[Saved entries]
_ _ _ _ _ _ _
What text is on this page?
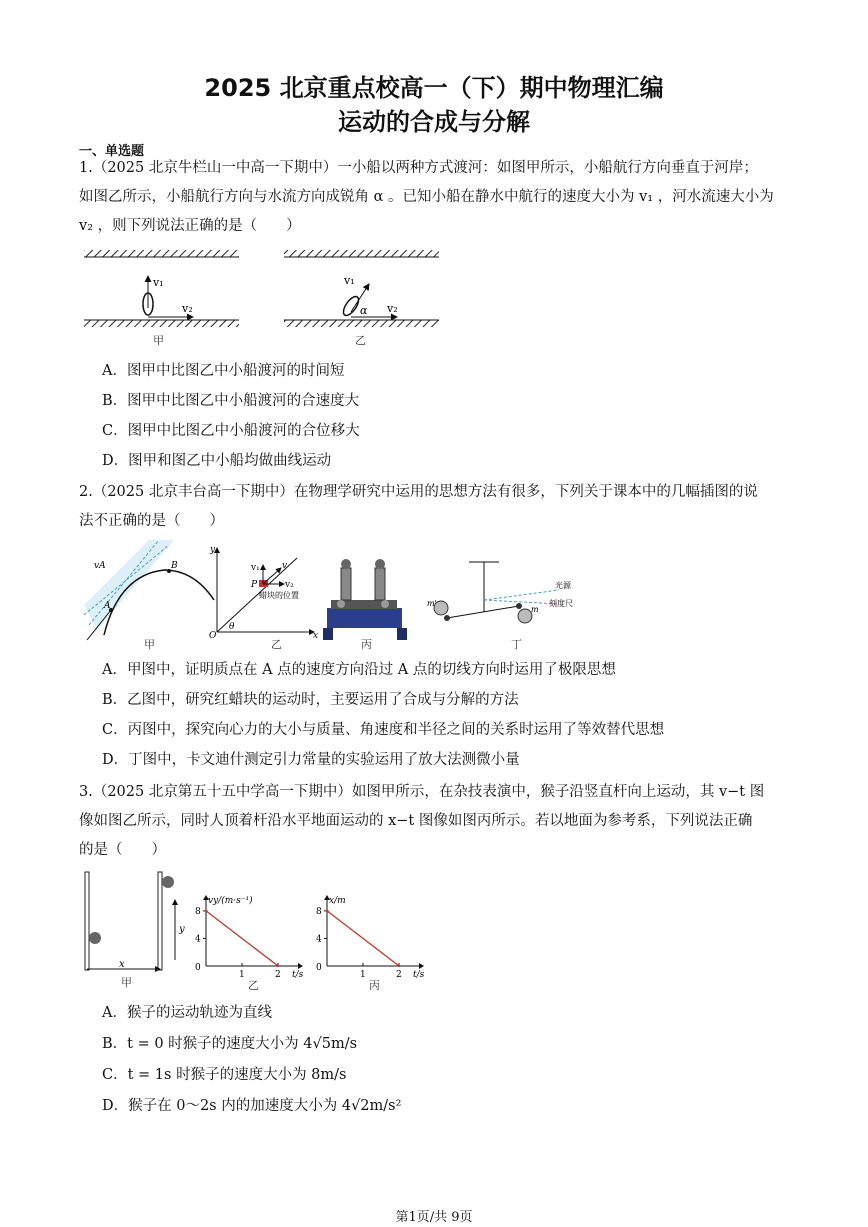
2025 北京重点校高一（下）期中物理汇编
运动的合成与分解
一、单选题
1.（2025 北京牛栏山一中高一下期中）一小船以两种方式渡河：如图甲所示，小船航行方向垂直于河岸；
如图乙所示，小船航行方向与水流方向成锐角 α 。已知小船在静水中航行的速度大小为 v₁ ，河水流速大小为
v₂ ，则下列说法正确的是（　　）
v₁
v₂
甲
v₁
α v₂
乙
A．图甲中比图乙中小船渡河的时间短
B．图甲中比图乙中小船渡河的合速度大
C．图甲中比图乙中小船渡河的合位移大
D．图甲和图乙中小船均做曲线运动
2.（2025 北京丰台高一下期中）在物理学研究中运用的思想方法有很多，下列关于课本中的几幅插图的说
法不正确的是（　　）
vA
A
B
甲
y
v₁ v
v₂
P
蜡块的位置
O
θ
x
乙	丙
m'
m
光源
刻度尺
丁
A．甲图中，证明质点在 A 点的速度方向沿过 A 点的切线方向时运用了极限思想
B．乙图中，研究红蜡块的运动时，主要运用了合成与分解的方法
C．丙图中，探究向心力的大小与质量、角速度和半径之间的关系时运用了等效替代思想
D．丁图中，卡文迪什测定引力常量的实验运用了放大法测微小量
3.（2025 北京第五十五中学高一下期中）如图甲所示，在杂技表演中，猴子沿竖直杆向上运动，其 v−t 图
像如图乙所示，同时人顶着杆沿水平地面运动的 x−t 图像如图丙所示。若以地面为参考系，下列说法正确
的是（　　）
x
y
甲
4
8
1	2
0
vy/(m·s⁻¹)
t/s
乙
4
8
1	2
0
x/m
t/s
丙
A．猴子的运动轨迹为直线
B．t = 0 时猴子的速度大小为 4√5m/s
C．t = 1s 时猴子的速度大小为 8m/s
D．猴子在 0～2s 内的加速度大小为 4√2m/s²
第1页/共 9页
_ _ _ _ _ _ _
> EXERCISE DIRECTIONS
From the entries, report each line that includes the word "如图甲所示".

> REPLY
1.（2025 北京牛栏山一中高一下期中）一小船以两种方式渡河：如图甲所示，小船航行方向垂直于河岸；
3.（2025 北京第五十五中学高一下期中）如图甲所示，在杂技表演中，猴子沿竖直杆向上运动，其 v−t 图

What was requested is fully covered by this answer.